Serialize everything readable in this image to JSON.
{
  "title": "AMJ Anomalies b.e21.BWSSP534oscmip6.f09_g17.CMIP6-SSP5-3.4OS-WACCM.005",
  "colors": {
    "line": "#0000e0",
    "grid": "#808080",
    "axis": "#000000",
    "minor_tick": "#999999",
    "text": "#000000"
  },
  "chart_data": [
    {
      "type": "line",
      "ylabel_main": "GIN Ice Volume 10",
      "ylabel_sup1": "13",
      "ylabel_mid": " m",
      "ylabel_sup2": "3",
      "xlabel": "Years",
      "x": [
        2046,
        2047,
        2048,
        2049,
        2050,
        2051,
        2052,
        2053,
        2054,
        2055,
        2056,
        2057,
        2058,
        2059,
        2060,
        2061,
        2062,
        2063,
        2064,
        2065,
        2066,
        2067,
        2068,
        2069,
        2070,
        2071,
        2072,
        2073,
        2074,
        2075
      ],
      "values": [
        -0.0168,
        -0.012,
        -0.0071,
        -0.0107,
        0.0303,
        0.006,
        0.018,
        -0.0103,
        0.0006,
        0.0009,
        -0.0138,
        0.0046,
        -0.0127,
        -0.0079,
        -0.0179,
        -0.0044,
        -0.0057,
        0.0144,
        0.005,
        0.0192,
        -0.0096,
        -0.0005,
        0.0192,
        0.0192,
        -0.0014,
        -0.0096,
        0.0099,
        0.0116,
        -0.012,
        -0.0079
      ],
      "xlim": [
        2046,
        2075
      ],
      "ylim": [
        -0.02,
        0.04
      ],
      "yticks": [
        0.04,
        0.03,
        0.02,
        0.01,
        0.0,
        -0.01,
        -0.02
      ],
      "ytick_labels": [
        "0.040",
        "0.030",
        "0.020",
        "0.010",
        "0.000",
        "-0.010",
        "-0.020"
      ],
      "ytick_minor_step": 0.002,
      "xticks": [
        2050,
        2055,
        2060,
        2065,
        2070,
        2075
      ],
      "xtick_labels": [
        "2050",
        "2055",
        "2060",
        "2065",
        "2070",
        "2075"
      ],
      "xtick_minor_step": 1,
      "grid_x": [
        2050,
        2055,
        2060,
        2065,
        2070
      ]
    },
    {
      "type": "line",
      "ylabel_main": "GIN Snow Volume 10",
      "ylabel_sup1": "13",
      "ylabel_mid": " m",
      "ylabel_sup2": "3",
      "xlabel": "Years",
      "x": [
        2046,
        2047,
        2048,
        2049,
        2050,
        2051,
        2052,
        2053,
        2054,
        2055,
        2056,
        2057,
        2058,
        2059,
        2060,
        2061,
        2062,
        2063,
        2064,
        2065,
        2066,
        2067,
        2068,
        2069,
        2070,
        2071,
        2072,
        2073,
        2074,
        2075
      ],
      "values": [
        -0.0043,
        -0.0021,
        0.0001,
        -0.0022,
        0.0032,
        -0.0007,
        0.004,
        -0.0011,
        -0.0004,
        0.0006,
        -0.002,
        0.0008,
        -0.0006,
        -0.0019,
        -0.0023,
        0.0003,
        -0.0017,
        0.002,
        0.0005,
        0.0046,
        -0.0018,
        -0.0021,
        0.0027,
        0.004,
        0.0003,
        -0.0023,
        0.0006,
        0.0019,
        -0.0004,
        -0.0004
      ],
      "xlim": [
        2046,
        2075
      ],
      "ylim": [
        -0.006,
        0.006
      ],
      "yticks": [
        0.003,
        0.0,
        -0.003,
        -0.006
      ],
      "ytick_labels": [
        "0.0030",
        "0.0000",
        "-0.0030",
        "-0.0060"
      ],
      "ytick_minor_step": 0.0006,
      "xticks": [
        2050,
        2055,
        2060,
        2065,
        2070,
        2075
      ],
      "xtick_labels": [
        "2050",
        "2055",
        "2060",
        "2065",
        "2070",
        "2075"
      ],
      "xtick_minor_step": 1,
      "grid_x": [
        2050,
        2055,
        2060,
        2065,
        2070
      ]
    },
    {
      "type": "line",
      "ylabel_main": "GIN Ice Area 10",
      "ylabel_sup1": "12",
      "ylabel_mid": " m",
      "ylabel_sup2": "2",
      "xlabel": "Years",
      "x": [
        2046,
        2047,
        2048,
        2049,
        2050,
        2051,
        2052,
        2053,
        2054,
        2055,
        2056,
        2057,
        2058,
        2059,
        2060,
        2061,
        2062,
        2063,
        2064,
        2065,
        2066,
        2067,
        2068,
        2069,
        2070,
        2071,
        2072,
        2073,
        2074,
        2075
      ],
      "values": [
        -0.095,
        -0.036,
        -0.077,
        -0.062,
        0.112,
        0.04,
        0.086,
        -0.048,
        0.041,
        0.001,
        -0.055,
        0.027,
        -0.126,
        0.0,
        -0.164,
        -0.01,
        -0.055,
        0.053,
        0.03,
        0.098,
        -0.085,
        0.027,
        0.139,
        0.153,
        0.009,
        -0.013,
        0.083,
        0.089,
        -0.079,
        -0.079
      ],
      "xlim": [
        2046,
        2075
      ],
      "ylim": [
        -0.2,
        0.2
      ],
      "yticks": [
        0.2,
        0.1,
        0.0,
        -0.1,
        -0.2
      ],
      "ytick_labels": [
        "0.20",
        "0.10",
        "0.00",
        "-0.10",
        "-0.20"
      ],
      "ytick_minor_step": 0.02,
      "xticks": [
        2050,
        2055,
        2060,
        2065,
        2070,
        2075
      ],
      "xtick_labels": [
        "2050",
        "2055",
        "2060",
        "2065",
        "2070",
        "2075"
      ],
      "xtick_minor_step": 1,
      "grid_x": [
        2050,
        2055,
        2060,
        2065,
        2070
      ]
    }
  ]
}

********************

What you need to do: Reproduce the material above exactly; please quote every line of it.

Written answer:
Serialize everything readable in this image to JSON.
{
  "title": "AMJ Anomalies b.e21.BWSSP534oscmip6.f09_g17.CMIP6-SSP5-3.4OS-WACCM.005",
  "colors": {
    "line": "#0000e0",
    "grid": "#808080",
    "axis": "#000000",
    "minor_tick": "#999999",
    "text": "#000000"
  },
  "chart_data": [
    {
      "type": "line",
      "ylabel_main": "GIN Ice Volume 10",
      "ylabel_sup1": "13",
      "ylabel_mid": " m",
      "ylabel_sup2": "3",
      "xlabel": "Years",
      "x": [
        2046,
        2047,
        2048,
        2049,
        2050,
        2051,
        2052,
        2053,
        2054,
        2055,
        2056,
        2057,
        2058,
        2059,
        2060,
        2061,
        2062,
        2063,
        2064,
        2065,
        2066,
        2067,
        2068,
        2069,
        2070,
        2071,
        2072,
        2073,
        2074,
        2075
      ],
      "values": [
        -0.0168,
        -0.012,
        -0.0071,
        -0.0107,
        0.0303,
        0.006,
        0.018,
        -0.0103,
        0.0006,
        0.0009,
        -0.0138,
        0.0046,
        -0.0127,
        -0.0079,
        -0.0179,
        -0.0044,
        -0.0057,
        0.0144,
        0.005,
        0.0192,
        -0.0096,
        -0.0005,
        0.0192,
        0.0192,
        -0.0014,
        -0.0096,
        0.0099,
        0.0116,
        -0.012,
        -0.0079
      ],
      "xlim": [
        2046,
        2075
      ],
      "ylim": [
        -0.02,
        0.04
      ],
      "yticks": [
        0.04,
        0.03,
        0.02,
        0.01,
        0.0,
        -0.01,
        -0.02
      ],
      "ytick_labels": [
        "0.040",
        "0.030",
        "0.020",
        "0.010",
        "0.000",
        "-0.010",
        "-0.020"
      ],
      "ytick_minor_step": 0.002,
      "xticks": [
        2050,
        2055,
        2060,
        2065,
        2070,
        2075
      ],
      "xtick_labels": [
        "2050",
        "2055",
        "2060",
        "2065",
        "2070",
        "2075"
      ],
      "xtick_minor_step": 1,
      "grid_x": [
        2050,
        2055,
        2060,
        2065,
        2070
      ]
    },
    {
      "type": "line",
      "ylabel_main": "GIN Snow Volume 10",
      "ylabel_sup1": "13",
      "ylabel_mid": " m",
      "ylabel_sup2": "3",
      "xlabel": "Years",
      "x": [
        2046,
        2047,
        2048,
        2049,
        2050,
        2051,
        2052,
        2053,
        2054,
        2055,
        2056,
        2057,
        2058,
        2059,
        2060,
        2061,
        2062,
        2063,
        2064,
        2065,
        2066,
        2067,
        2068,
        2069,
        2070,
        2071,
        2072,
        2073,
        2074,
        2075
      ],
      "values": [
        -0.0043,
        -0.0021,
        0.0001,
        -0.0022,
        0.0032,
        -0.0007,
        0.004,
        -0.0011,
        -0.0004,
        0.0006,
        -0.002,
        0.0008,
        -0.0006,
        -0.0019,
        -0.0023,
        0.0003,
        -0.0017,
        0.002,
        0.0005,
        0.0046,
        -0.0018,
        -0.0021,
        0.0027,
        0.004,
        0.0003,
        -0.0023,
        0.0006,
        0.0019,
        -0.0004,
        -0.0004
      ],
      "xlim": [
        2046,
        2075
      ],
      "ylim": [
        -0.006,
        0.006
      ],
      "yticks": [
        0.003,
        0.0,
        -0.003,
        -0.006
      ],
      "ytick_labels": [
        "0.0030",
        "0.0000",
        "-0.0030",
        "-0.0060"
      ],
      "ytick_minor_step": 0.0006,
      "xticks": [
        2050,
        2055,
        2060,
        2065,
        2070,
        2075
      ],
      "xtick_labels": [
        "2050",
        "2055",
        "2060",
        "2065",
        "2070",
        "2075"
      ],
      "xtick_minor_step": 1,
      "grid_x": [
        2050,
        2055,
        2060,
        2065,
        2070
      ]
    },
    {
      "type": "line",
      "ylabel_main": "GIN Ice Area 10",
      "ylabel_sup1": "12",
      "ylabel_mid": " m",
      "ylabel_sup2": "2",
      "xlabel": "Years",
      "x": [
        2046,
        2047,
        2048,
        2049,
        2050,
        2051,
        2052,
        2053,
        2054,
        2055,
        2056,
        2057,
        2058,
        2059,
        2060,
        2061,
        2062,
        2063,
        2064,
        2065,
        2066,
        2067,
        2068,
        2069,
        2070,
        2071,
        2072,
        2073,
        2074,
        2075
      ],
      "values": [
        -0.095,
        -0.036,
        -0.077,
        -0.062,
        0.112,
        0.04,
        0.086,
        -0.048,
        0.041,
        0.001,
        -0.055,
        0.027,
        -0.126,
        0.0,
        -0.164,
        -0.01,
        -0.055,
        0.053,
        0.03,
        0.098,
        -0.085,
        0.027,
        0.139,
        0.153,
        0.009,
        -0.013,
        0.083,
        0.089,
        -0.079,
        -0.079
      ],
      "xlim": [
        2046,
        2075
      ],
      "ylim": [
        -0.2,
        0.2
      ],
      "yticks": [
        0.2,
        0.1,
        0.0,
        -0.1,
        -0.2
      ],
      "ytick_labels": [
        "0.20",
        "0.10",
        "0.00",
        "-0.10",
        "-0.20"
      ],
      "ytick_minor_step": 0.02,
      "xticks": [
        2050,
        2055,
        2060,
        2065,
        2070,
        2075
      ],
      "xtick_labels": [
        "2050",
        "2055",
        "2060",
        "2065",
        "2070",
        "2075"
      ],
      "xtick_minor_step": 1,
      "grid_x": [
        2050,
        2055,
        2060,
        2065,
        2070
      ]
    }
  ]
}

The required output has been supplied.